*** Provided data

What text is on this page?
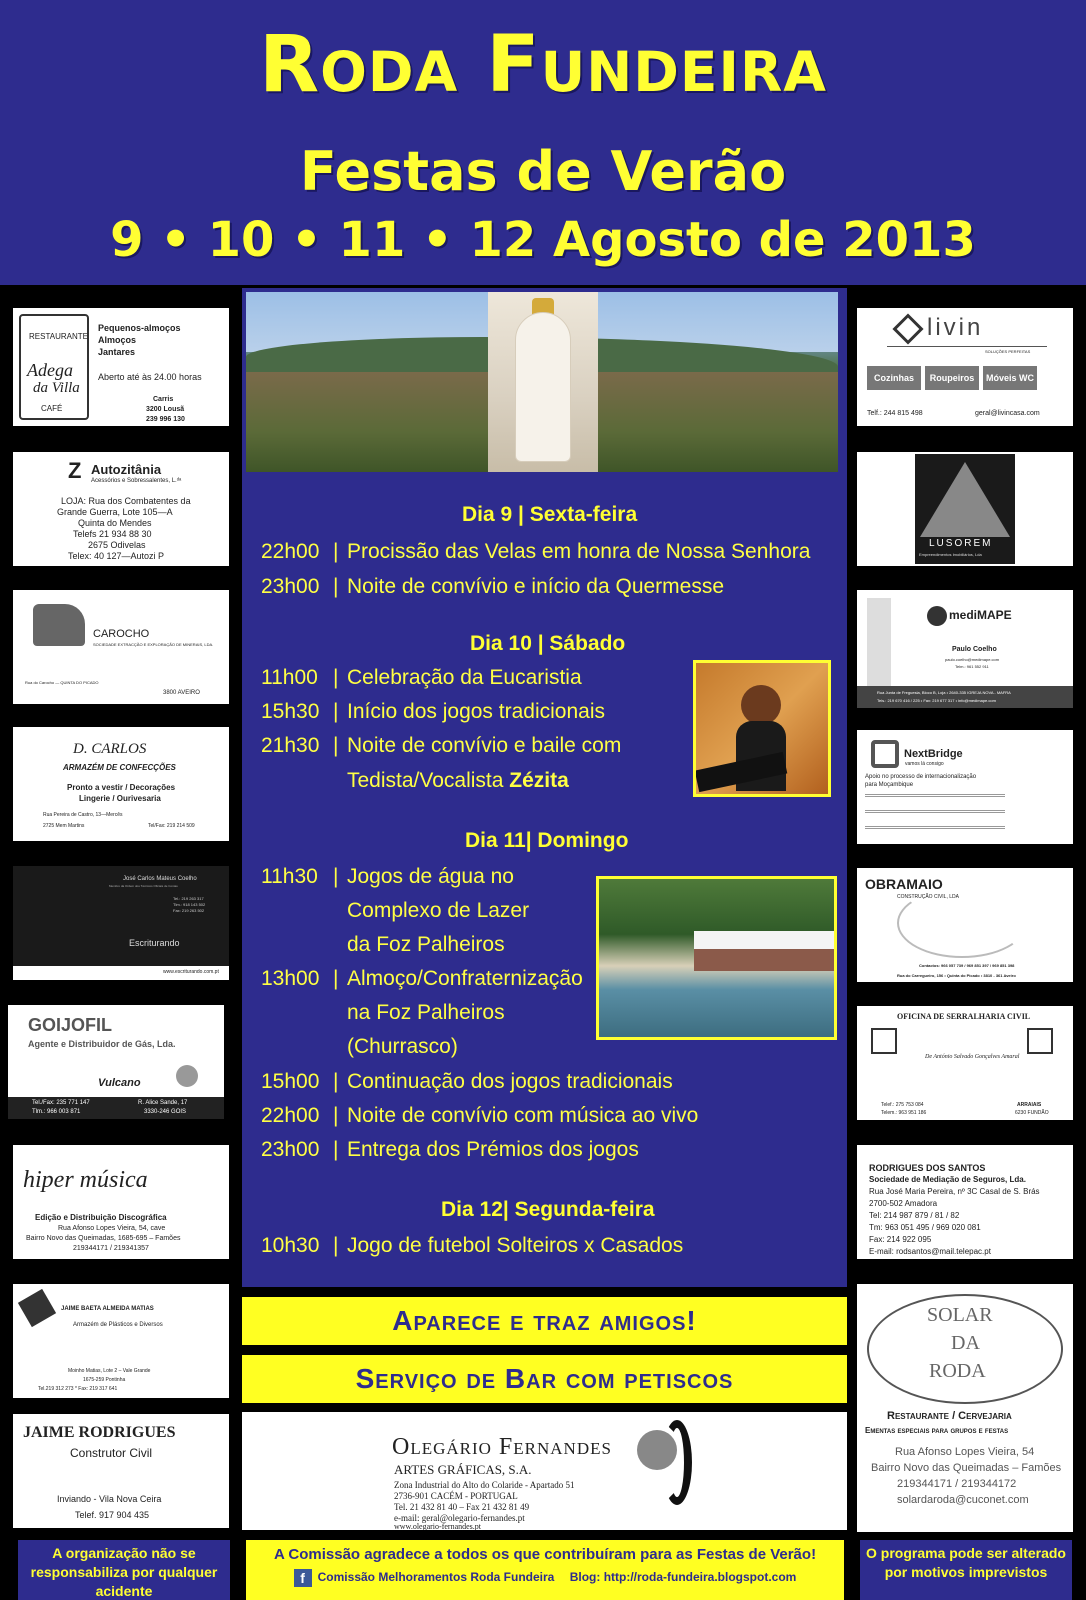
Roda Fundeira
Festas de Verão
9 • 10 • 11 • 12 Agosto de 2013
Dia 9 | Sexta-feira
22h00 | Procissão das Velas em honra de Nossa Senhora
23h00 | Noite de convívio e início da Quermesse
Dia 10 | Sábado
11h00 | Celebração da Eucaristia
15h30 | Início dos jogos tradicionais
21h30 | Noite de convívio e baile com
Tedista/Vocalista Zézita
Dia 11| Domingo
11h30 | Jogos de água no
Complexo de Lazer
da Foz Palheiros
13h00 | Almoço/Confraternização
na Foz Palheiros
(Churrasco)
15h00 | Continuação dos jogos tradicionais
22h00 | Noite de convívio com música ao vivo
23h00 | Entrega dos Prémios dos jogos
Dia 12| Segunda-feira
10h30 | Jogo de futebol Solteiros x Casados
Aparece e traz amigos!
Serviço de Bar com petiscos
Olegário Fernandes
ARTES GRÁFICAS, S.A.
Zona Industrial do Alto do Colaride - Apartado 51
2736-901 CACÉM - PORTUGAL
Tel. 21 432 81 40 – Fax 21 432 81 49
e-mail: geral@olegario-fernandes.pt
www.olegario-fernandes.pt
RESTAURANTE
Adega
da Villa
CAFÉ
Pequenos-almoços
Almoços
Jantares
Aberto até às 24.00 horas
Carris
3200 Lousã
239 996 130
Z Autozitânia
Acessórios e Sobressalentes, L.ᵈᵃ
LOJA: Rua dos Combatentes da
Grande Guerra, Lote 105—A
Quinta do Mendes
Telefs 21 934 88 30
2675 Odivelas
Telex: 40 127—Autozi P
CAROCHO
SOCIEDADE EXTRACÇÃO E EXPLORAÇÃO DE MINERAIS, LDA.
Rua do Carocho — QUINTA DO PICADO
3800 AVEIRO
D. CARLOS
ARMAZÉM DE CONFECÇÕES
Pronto a vestir / Decorações
Lingerie / Ourivesaria
Rua Pereira de Castro, 13—Mercês
2725 Mem Martins	Tel/Fax: 219 214 509
José Carlos Mateus Coelho
Membro da Ordem dos Técnicos Oficiais de Contas
Tel.: 219 263 317
Tlm.: 918 143 502
Fax: 219 263 502
Escriturando
www.escriturando.com.pt
GOIJOFIL
Agente e Distribuidor de Gás, Lda.
Vulcano
Tel./Fax: 235 771 147
Tlm.: 966 003 871
R. Alice Sande, 17
3330-246 GOIS
hiper música
Edição e Distribuição Discográfica
Rua Afonso Lopes Vieira, 54, cave
Bairro Novo das Queimadas, 1685-695 – Famões
219344171 / 219341357
JAIME BAETA ALMEIDA MATIAS
Armazém de Plásticos e Diversos
Moinho Matias, Lote 2 – Vale Grande
1675-259 Pontinha
Tel.219 312 273 * Fax: 219 317 641
JAIME RODRIGUES
Construtor Civil
Inviando - Vila Nova Ceira
Telef. 917 904 435
livin
SOLUÇÕES PERFEITAS
Cozinhas	Roupeiros	Móveis WC
Telf.: 244 815 498	geral@livincasa.com
LUSOREM
Empreendimentos Imobiliários, Lda
mediMAPE
Paulo Coelho
paulo.coelho@medimape.com
Telm.: 961 552 911
Rua Junta de Freguesia, Bloco B, Loja • 2640-335 IGREJA NOVA - MAFRA
Tels.: 219 670 416 / 225 • Fax: 219 677 317 • info@medimape.com
NextBridge
vamos lá consigo
Apoio no processo de internacionalização
para Moçambique
OBRAMAIO
CONSTRUÇÃO CIVIL, LDA
Contactos: 966 057 739 / 969 851 397 / 969 851 398
Rua do Carregueiro, 156 • Quinta do Picado • 3810 - 361 Aveiro
OFICINA DE SERRALHARIA CIVIL
De António Salvado Gonçalves Amaral
Telef.: 275 753 084
Telem.: 963 951 186
ARRAIAIS
6230 FUNDÃO
RODRIGUES DOS SANTOS
Sociedade de Mediação de Seguros, Lda.
Rua José Maria Pereira, nº 3C Casal de S. Brás
2700-502 Amadora
Tel: 214 987 879 / 81 / 82
Tm: 963 051 495 / 969 020 081
Fax: 214 922 095
E-mail: rodsantos@mail.telepac.pt
SOLAR
DA
RODA
Restaurante / Cervejaria
Ementas especiais para grupos e festas
Rua Afonso Lopes Vieira, 54
Bairro Novo das Queimadas – Famões
219344171 / 219344172
solardaroda@cuconet.com
A organização não se responsabiliza por qualquer acidente
A Comissão agradece a todos os que contribuíram para as Festas de Verão!
f Comissão Melhoramentos Roda Fundeira Blog: http://roda-fundeira.blogspot.com
O programa pode ser alterado por motivos imprevistos
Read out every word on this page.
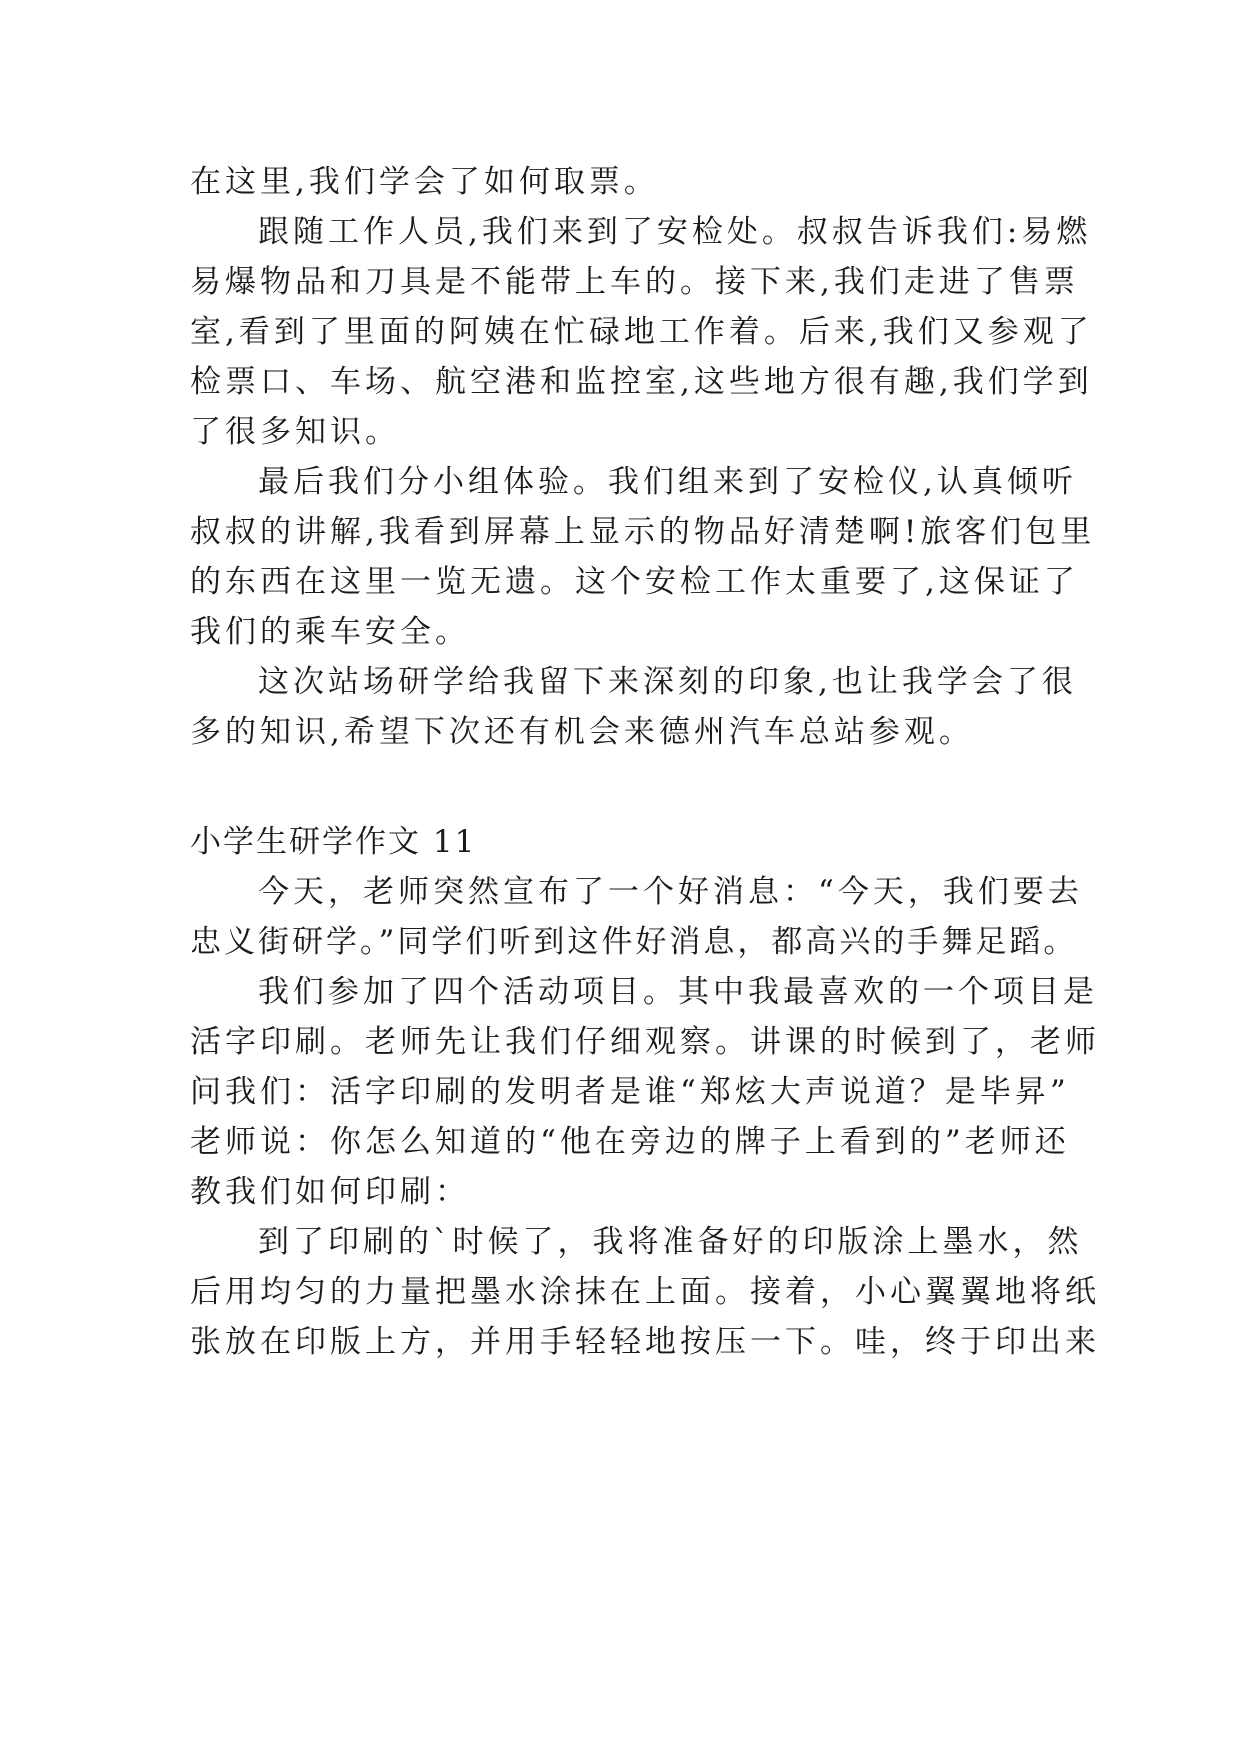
在这里,我们学会了如何取票。
跟随工作人员,我们来到了安检处。叔叔告诉我们:易燃
易爆物品和刀具是不能带上车的。接下来,我们走进了售票
室,看到了里面的阿姨在忙碌地工作着。后来,我们又参观了
检票口、车场、航空港和监控室,这些地方很有趣,我们学到
了很多知识。
最后我们分小组体验。我们组来到了安检仪,认真倾听
叔叔的讲解,我看到屏幕上显示的物品好清楚啊!旅客们包里
的东西在这里一览无遗。这个安检工作太重要了,这保证了
我们的乘车安全。
这次站场研学给我留下来深刻的印象,也让我学会了很
多的知识,希望下次还有机会来德州汽车总站参观。
小学生研学作文 11
今天，老师突然宣布了一个好消息：“今天，我们要去
忠义街研学。”同学们听到这件好消息，都高兴的手舞足蹈。
我们参加了四个活动项目。其中我最喜欢的一个项目是
活字印刷。老师先让我们仔细观察。讲课的时候到了，老师
问我们：活字印刷的发明者是谁“郑炫大声说道？是毕昇”
老师说：你怎么知道的“他在旁边的牌子上看到的”老师还
教我们如何印刷：
到了印刷的`时候了，我将准备好的印版涂上墨水，然
后用均匀的力量把墨水涂抹在上面。接着，小心翼翼地将纸
张放在印版上方，并用手轻轻地按压一下。哇，终于印出来
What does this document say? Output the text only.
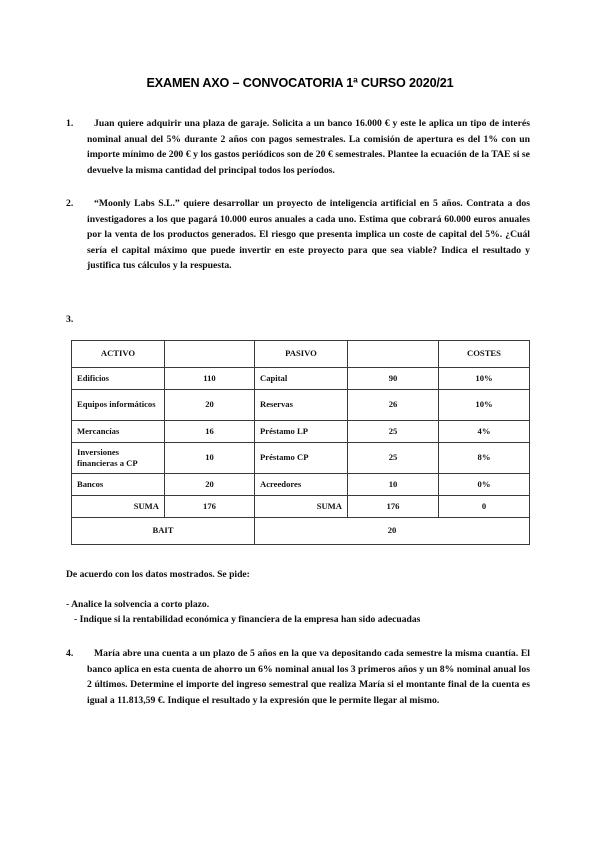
EXAMEN AXO – CONVOCATORIA 1ª CURSO 2020/21
1.	Juan quiere adquirir una plaza de garaje. Solicita a un banco 16.000 € y este le aplica un tipo de interés nominal anual del 5% durante 2 años con pagos semestrales. La comisión de apertura es del 1% con un importe mínimo de 200 € y los gastos periódicos son de 20 € semestrales. Plantee la ecuación de la TAE si se devuelve la misma cantidad del principal todos los períodos.
2.	“Moonly Labs S.L.” quiere desarrollar un proyecto de inteligencia artificial en 5 años. Contrata a dos investigadores a los que pagará 10.000 euros anuales a cada uno. Estima que cobrará 60.000 euros anuales por la venta de los productos generados. El riesgo que presenta implica un coste de capital del 5%. ¿Cuál sería el capital máximo que puede invertir en este proyecto para que sea viable? Indica el resultado y justifica tus cálculos y la respuesta.
3.
ACTIVO		PASIVO		COSTES
Edificios	110	Capital	90	10%
Equipos informáticos	20	Reservas	26	10%
Mercancías	16	Préstamo LP	25	4%
Inversiones financieras a CP	10	Préstamo CP	25	8%
Bancos	20	Acreedores	10	0%
SUMA	176	SUMA	176	0
BAIT		20		
De acuerdo con los datos mostrados. Se pide:
- Analice la solvencia a corto plazo.
- Indique si la rentabilidad económica y financiera de la empresa han sido adecuadas
4.	María abre una cuenta a un plazo de 5 años en la que va depositando cada semestre la misma cuantía. El banco aplica en esta cuenta de ahorro un 6% nominal anual los 3 primeros años y un 8% nominal anual los 2 últimos. Determine el importe del ingreso semestral que realiza María si el montante final de la cuenta es igual a 11.813,59 €. Indique el resultado y la expresión que le permite llegar al mismo.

******

### Exercise details
What comes back should match the records exactly, minus any pictures.

### Complete answer
What text is on this page?
Roda Fundeira
Festas de Verão
9 • 10 • 11 • 12 Agosto de 2013
Dia 9 | Sexta-feira
22h00 | Procissão das Velas em honra de Nossa Senhora
23h00 | Noite de convívio e início da Quermesse
Dia 10 | Sábado
11h00 | Celebração da Eucaristia
15h30 | Início dos jogos tradicionais
21h30 | Noite de convívio e baile com
Tedista/Vocalista Zézita
Dia 11| Domingo
11h30 | Jogos de água no
Complexo de Lazer
da Foz Palheiros
13h00 | Almoço/Confraternização
na Foz Palheiros
(Churrasco)
15h00 | Continuação dos jogos tradicionais
22h00 | Noite de convívio com música ao vivo
23h00 | Entrega dos Prémios dos jogos
Dia 12| Segunda-feira
10h30 | Jogo de futebol Solteiros x Casados
Aparece e traz amigos!
Serviço de Bar com petiscos
Olegário Fernandes
ARTES GRÁFICAS, S.A.
Zona Industrial do Alto do Colaride - Apartado 51
2736-901 CACÉM - PORTUGAL
Tel. 21 432 81 40 – Fax 21 432 81 49
e-mail: geral@olegario-fernandes.pt
www.olegario-fernandes.pt
RESTAURANTE
Adega
da Villa
CAFÉ
Pequenos-almoços
Almoços
Jantares
Aberto até às 24.00 horas
Carris
3200 Lousã
239 996 130
Z Autozitânia
Acessórios e Sobressalentes, L.ᵈᵃ
LOJA: Rua dos Combatentes da
Grande Guerra, Lote 105—A
Quinta do Mendes
Telefs 21 934 88 30
2675 Odivelas
Telex: 40 127—Autozi P
CAROCHO
SOCIEDADE EXTRACÇÃO E EXPLORAÇÃO DE MINERAIS, LDA.
Rua do Carocho — QUINTA DO PICADO
3800 AVEIRO
D. CARLOS
ARMAZÉM DE CONFECÇÕES
Pronto a vestir / Decorações
Lingerie / Ourivesaria
Rua Pereira de Castro, 13—Mercês
2725 Mem Martins	Tel/Fax: 219 214 509
José Carlos Mateus Coelho
Membro da Ordem dos Técnicos Oficiais de Contas
Tel.: 219 263 317
Tlm.: 918 143 502
Fax: 219 263 502
Escriturando
www.escriturando.com.pt
GOIJOFIL
Agente e Distribuidor de Gás, Lda.
Vulcano
Tel./Fax: 235 771 147
Tlm.: 966 003 871
R. Alice Sande, 17
3330-246 GOIS
hiper música
Edição e Distribuição Discográfica
Rua Afonso Lopes Vieira, 54, cave
Bairro Novo das Queimadas, 1685-695 – Famões
219344171 / 219341357
JAIME BAETA ALMEIDA MATIAS
Armazém de Plásticos e Diversos
Moinho Matias, Lote 2 – Vale Grande
1675-259 Pontinha
Tel.219 312 273 * Fax: 219 317 641
JAIME RODRIGUES
Construtor Civil
Inviando - Vila Nova Ceira
Telef. 917 904 435
livin
SOLUÇÕES PERFEITAS
Cozinhas	Roupeiros	Móveis WC
Telf.: 244 815 498	geral@livincasa.com
LUSOREM
Empreendimentos Imobiliários, Lda
mediMAPE
Paulo Coelho
paulo.coelho@medimape.com
Telm.: 961 552 911
Rua Junta de Freguesia, Bloco B, Loja • 2640-335 IGREJA NOVA - MAFRA
Tels.: 219 670 416 / 225 • Fax: 219 677 317 • info@medimape.com
NextBridge
vamos lá consigo
Apoio no processo de internacionalização
para Moçambique
OBRAMAIO
CONSTRUÇÃO CIVIL, LDA
Contactos: 966 057 739 / 969 851 397 / 969 851 398
Rua do Carregueiro, 156 • Quinta do Picado • 3810 - 361 Aveiro
OFICINA DE SERRALHARIA CIVIL
De António Salvado Gonçalves Amaral
Telef.: 275 753 084
Telem.: 963 951 186
ARRAIAIS
6230 FUNDÃO
RODRIGUES DOS SANTOS
Sociedade de Mediação de Seguros, Lda.
Rua José Maria Pereira, nº 3C Casal de S. Brás
2700-502 Amadora
Tel: 214 987 879 / 81 / 82
Tm: 963 051 495 / 969 020 081
Fax: 214 922 095
E-mail: rodsantos@mail.telepac.pt
SOLAR
DA
RODA
Restaurante / Cervejaria
Ementas especiais para grupos e festas
Rua Afonso Lopes Vieira, 54
Bairro Novo das Queimadas – Famões
219344171 / 219344172
solardaroda@cuconet.com
A organização não se responsabiliza por qualquer acidente
A Comissão agradece a todos os que contribuíram para as Festas de Verão!
f Comissão Melhoramentos Roda Fundeira Blog: http://roda-fundeira.blogspot.com
O programa pode ser alterado por motivos imprevistos
Read out every word on this page.
在这里,我们学会了如何取票。
跟随工作人员,我们来到了安检处。叔叔告诉我们:易燃
易爆物品和刀具是不能带上车的。接下来,我们走进了售票
室,看到了里面的阿姨在忙碌地工作着。后来,我们又参观了
检票口、车场、航空港和监控室,这些地方很有趣,我们学到
了很多知识。
最后我们分小组体验。我们组来到了安检仪,认真倾听
叔叔的讲解,我看到屏幕上显示的物品好清楚啊!旅客们包里
的东西在这里一览无遗。这个安检工作太重要了,这保证了
我们的乘车安全。
这次站场研学给我留下来深刻的印象,也让我学会了很
多的知识,希望下次还有机会来德州汽车总站参观。
小学生研学作文 11
今天，老师突然宣布了一个好消息：“今天，我们要去
忠义街研学。”同学们听到这件好消息，都高兴的手舞足蹈。
我们参加了四个活动项目。其中我最喜欢的一个项目是
活字印刷。老师先让我们仔细观察。讲课的时候到了，老师
问我们：活字印刷的发明者是谁“郑炫大声说道？是毕昇”
老师说：你怎么知道的“他在旁边的牌子上看到的”老师还
教我们如何印刷：
到了印刷的`时候了，我将准备好的印版涂上墨水，然
后用均匀的力量把墨水涂抹在上面。接着，小心翼翼地将纸
张放在印版上方，并用手轻轻地按压一下。哇，终于印出来
What does this document say? Output the text only.
EXAMEN AXO – CONVOCATORIA 1ª CURSO 2020/21
1.	Juan quiere adquirir una plaza de garaje. Solicita a un banco 16.000 € y este le aplica un tipo de interés nominal anual del 5% durante 2 años con pagos semestrales. La comisión de apertura es del 1% con un importe mínimo de 200 € y los gastos periódicos son de 20 € semestrales. Plantee la ecuación de la TAE si se devuelve la misma cantidad del principal todos los períodos.
2.	“Moonly Labs S.L.” quiere desarrollar un proyecto de inteligencia artificial en 5 años. Contrata a dos investigadores a los que pagará 10.000 euros anuales a cada uno. Estima que cobrará 60.000 euros anuales por la venta de los productos generados. El riesgo que presenta implica un coste de capital del 5%. ¿Cuál sería el capital máximo que puede invertir en este proyecto para que sea viable? Indica el resultado y justifica tus cálculos y la respuesta.
3.
ACTIVO		PASIVO		COSTES
Edificios	110	Capital	90	10%
Equipos informáticos	20	Reservas	26	10%
Mercancías	16	Préstamo LP	25	4%
Inversiones financieras a CP	10	Préstamo CP	25	8%
Bancos	20	Acreedores	10	0%
SUMA	176	SUMA	176	0
BAIT		20		
De acuerdo con los datos mostrados. Se pide:
- Analice la solvencia a corto plazo.
- Indique si la rentabilidad económica y financiera de la empresa han sido adecuadas
4.	María abre una cuenta a un plazo de 5 años en la que va depositando cada semestre la misma cuantía. El banco aplica en esta cuenta de ahorro un 6% nominal anual los 3 primeros años y un 8% nominal anual los 2 últimos. Determine el importe del ingreso semestral que realiza María si el montante final de la cuenta es igual a 11.813,59 €. Indique el resultado y la expresión que le permite llegar al mismo.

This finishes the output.